**Exercise goal**
Extract each line where the string "symbol" shows up.

::: Provided data

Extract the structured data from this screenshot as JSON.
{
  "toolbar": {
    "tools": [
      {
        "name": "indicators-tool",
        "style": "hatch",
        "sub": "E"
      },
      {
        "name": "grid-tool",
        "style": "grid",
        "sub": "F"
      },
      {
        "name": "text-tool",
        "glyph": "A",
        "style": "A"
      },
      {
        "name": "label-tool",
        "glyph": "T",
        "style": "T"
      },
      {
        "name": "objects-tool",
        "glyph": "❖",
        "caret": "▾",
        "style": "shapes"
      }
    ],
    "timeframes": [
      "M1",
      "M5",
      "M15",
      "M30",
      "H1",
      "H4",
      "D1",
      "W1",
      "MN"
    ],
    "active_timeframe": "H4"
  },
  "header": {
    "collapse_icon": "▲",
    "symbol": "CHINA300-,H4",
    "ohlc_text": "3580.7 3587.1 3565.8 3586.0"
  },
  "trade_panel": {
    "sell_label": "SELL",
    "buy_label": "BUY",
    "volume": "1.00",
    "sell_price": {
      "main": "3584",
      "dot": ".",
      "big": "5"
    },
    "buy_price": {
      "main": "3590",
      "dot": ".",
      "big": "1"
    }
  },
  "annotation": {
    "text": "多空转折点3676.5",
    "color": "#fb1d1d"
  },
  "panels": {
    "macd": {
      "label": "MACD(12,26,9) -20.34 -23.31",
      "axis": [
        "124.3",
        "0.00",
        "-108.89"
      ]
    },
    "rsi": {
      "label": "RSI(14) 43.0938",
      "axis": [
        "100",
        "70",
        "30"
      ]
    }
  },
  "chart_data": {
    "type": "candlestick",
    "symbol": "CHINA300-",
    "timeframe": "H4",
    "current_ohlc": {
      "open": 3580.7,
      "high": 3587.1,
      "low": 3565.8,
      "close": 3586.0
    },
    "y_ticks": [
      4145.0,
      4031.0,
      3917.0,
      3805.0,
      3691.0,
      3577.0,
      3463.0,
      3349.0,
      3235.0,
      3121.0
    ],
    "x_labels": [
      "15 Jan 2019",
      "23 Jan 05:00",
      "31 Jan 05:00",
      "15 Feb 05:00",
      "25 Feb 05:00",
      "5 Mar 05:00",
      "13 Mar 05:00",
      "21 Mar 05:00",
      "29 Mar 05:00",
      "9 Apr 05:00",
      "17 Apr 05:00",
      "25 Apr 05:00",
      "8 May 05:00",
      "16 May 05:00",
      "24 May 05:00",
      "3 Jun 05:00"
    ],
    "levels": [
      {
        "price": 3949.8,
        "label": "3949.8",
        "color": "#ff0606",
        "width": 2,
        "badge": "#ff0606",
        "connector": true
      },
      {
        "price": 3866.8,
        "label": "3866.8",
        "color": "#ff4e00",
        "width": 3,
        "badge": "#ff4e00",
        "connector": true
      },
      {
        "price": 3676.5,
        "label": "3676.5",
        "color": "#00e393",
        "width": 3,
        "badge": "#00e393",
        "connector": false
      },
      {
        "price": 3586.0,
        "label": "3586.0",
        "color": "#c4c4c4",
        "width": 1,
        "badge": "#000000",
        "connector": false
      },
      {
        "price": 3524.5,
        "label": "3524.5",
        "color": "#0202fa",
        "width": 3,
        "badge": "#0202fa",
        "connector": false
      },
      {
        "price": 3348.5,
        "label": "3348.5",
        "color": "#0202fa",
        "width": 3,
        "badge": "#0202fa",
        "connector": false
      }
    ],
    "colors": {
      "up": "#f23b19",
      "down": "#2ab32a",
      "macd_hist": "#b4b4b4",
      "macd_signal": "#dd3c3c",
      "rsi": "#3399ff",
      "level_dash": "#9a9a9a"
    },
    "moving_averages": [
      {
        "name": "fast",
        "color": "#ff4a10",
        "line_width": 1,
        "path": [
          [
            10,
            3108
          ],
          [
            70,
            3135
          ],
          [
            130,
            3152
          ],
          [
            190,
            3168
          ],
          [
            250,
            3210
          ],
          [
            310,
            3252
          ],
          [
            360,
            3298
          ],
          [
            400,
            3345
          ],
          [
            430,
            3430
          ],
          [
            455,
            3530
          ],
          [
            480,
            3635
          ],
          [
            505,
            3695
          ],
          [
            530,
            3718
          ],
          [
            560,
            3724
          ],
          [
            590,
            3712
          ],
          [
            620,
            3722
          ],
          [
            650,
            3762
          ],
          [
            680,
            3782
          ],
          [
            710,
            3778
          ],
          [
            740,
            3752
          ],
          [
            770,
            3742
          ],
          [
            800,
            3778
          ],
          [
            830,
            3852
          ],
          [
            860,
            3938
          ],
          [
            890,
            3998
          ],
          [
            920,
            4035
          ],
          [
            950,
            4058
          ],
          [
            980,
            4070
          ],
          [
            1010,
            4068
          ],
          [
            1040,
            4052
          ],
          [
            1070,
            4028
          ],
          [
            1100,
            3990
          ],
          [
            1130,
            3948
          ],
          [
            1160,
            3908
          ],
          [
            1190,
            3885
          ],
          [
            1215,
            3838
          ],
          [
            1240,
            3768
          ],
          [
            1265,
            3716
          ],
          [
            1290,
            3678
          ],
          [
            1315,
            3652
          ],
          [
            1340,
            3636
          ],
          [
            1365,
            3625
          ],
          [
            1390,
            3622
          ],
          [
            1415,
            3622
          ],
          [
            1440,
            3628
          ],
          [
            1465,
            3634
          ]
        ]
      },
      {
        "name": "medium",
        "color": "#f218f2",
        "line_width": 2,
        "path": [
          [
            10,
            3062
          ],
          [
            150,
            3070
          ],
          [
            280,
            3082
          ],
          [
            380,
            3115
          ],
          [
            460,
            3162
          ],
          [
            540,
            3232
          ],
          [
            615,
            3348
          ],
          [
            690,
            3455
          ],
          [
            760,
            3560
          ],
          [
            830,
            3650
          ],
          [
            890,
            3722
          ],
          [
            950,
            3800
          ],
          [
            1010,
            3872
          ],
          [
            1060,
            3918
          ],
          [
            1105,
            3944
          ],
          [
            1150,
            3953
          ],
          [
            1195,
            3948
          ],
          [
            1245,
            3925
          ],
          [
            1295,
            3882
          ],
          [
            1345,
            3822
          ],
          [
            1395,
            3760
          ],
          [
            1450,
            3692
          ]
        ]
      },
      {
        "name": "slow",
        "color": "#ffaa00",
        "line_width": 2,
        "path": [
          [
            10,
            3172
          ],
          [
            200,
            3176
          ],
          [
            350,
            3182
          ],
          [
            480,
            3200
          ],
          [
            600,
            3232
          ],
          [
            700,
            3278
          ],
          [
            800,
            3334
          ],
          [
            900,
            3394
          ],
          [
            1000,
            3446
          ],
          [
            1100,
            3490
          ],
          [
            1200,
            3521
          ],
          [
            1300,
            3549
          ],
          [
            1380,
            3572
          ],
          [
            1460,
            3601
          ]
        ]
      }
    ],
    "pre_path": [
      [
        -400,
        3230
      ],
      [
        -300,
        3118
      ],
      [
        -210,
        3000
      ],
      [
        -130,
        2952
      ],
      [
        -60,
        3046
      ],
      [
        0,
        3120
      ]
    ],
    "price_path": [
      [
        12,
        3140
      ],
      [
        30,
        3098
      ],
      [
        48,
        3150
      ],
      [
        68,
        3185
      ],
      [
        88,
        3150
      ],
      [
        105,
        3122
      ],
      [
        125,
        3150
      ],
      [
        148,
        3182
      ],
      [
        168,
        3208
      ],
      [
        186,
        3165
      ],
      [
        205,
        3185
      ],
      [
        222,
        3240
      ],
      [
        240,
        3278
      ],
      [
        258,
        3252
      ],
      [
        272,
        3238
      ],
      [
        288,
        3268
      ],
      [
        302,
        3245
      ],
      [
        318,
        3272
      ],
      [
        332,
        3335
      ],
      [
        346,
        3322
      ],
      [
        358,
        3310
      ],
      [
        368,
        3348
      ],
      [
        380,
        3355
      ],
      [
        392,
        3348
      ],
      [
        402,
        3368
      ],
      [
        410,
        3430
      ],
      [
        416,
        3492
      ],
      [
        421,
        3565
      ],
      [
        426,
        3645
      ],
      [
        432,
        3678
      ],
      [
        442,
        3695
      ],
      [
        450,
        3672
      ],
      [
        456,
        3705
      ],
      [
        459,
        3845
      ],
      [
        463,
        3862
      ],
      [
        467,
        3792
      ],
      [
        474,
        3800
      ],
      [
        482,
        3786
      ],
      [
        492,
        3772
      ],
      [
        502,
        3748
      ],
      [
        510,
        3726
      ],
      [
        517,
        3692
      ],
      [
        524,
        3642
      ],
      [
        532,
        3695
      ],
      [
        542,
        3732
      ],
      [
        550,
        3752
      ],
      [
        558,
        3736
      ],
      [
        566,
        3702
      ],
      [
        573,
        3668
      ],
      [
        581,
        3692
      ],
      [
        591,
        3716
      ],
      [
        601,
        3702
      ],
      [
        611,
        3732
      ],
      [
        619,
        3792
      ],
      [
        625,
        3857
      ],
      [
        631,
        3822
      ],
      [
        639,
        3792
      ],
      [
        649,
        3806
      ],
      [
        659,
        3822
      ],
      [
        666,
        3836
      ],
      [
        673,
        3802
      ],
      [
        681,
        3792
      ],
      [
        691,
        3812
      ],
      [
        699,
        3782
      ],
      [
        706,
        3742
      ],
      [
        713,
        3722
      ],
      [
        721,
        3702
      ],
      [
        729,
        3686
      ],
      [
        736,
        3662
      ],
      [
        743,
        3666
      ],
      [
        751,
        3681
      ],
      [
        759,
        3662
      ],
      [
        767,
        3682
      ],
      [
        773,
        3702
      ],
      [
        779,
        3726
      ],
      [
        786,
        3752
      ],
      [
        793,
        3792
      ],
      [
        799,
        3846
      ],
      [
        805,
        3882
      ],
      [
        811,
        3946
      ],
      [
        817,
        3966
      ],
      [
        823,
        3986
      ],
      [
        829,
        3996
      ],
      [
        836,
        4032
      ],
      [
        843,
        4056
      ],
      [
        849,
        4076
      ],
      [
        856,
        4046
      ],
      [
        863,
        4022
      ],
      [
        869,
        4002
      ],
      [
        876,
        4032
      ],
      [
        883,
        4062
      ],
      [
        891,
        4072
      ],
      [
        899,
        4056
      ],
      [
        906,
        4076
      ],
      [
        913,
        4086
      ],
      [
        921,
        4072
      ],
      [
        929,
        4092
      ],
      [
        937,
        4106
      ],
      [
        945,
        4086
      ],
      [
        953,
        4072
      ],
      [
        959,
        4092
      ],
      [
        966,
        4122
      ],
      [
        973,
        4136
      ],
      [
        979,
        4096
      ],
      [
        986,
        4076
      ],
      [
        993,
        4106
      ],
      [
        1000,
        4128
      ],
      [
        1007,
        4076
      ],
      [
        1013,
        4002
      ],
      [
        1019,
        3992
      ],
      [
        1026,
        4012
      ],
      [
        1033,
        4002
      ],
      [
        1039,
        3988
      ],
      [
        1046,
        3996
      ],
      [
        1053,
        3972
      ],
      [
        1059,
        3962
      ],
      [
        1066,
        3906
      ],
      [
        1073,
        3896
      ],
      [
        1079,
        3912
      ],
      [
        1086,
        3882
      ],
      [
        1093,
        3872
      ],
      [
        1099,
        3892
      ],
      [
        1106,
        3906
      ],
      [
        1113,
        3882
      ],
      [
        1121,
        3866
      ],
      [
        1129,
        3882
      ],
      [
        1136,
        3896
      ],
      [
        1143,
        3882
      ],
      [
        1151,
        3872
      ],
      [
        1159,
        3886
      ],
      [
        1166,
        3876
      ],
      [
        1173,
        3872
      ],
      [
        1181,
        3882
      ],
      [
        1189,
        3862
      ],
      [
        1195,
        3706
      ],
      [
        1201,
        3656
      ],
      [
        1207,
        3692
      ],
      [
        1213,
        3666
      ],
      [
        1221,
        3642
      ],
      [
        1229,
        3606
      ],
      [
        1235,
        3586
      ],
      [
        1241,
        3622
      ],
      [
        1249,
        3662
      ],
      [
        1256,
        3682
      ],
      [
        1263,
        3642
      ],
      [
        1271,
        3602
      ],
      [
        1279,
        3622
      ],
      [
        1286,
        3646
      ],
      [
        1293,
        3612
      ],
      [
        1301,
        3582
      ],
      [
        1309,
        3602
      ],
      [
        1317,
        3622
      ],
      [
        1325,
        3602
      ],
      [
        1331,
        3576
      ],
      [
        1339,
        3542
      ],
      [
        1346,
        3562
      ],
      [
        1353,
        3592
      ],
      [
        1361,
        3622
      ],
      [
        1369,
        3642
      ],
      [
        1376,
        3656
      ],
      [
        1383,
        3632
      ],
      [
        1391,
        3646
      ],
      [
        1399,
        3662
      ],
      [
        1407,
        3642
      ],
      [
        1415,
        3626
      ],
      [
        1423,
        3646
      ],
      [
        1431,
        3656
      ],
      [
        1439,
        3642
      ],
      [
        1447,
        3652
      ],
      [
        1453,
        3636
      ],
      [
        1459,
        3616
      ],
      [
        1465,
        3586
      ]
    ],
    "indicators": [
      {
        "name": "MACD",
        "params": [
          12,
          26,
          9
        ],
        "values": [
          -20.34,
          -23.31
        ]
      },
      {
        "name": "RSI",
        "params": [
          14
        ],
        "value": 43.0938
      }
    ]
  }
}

::::::

**Solved exercise**
    "symbol": "CHINA300-,H4",
    "symbol": "CHINA300-",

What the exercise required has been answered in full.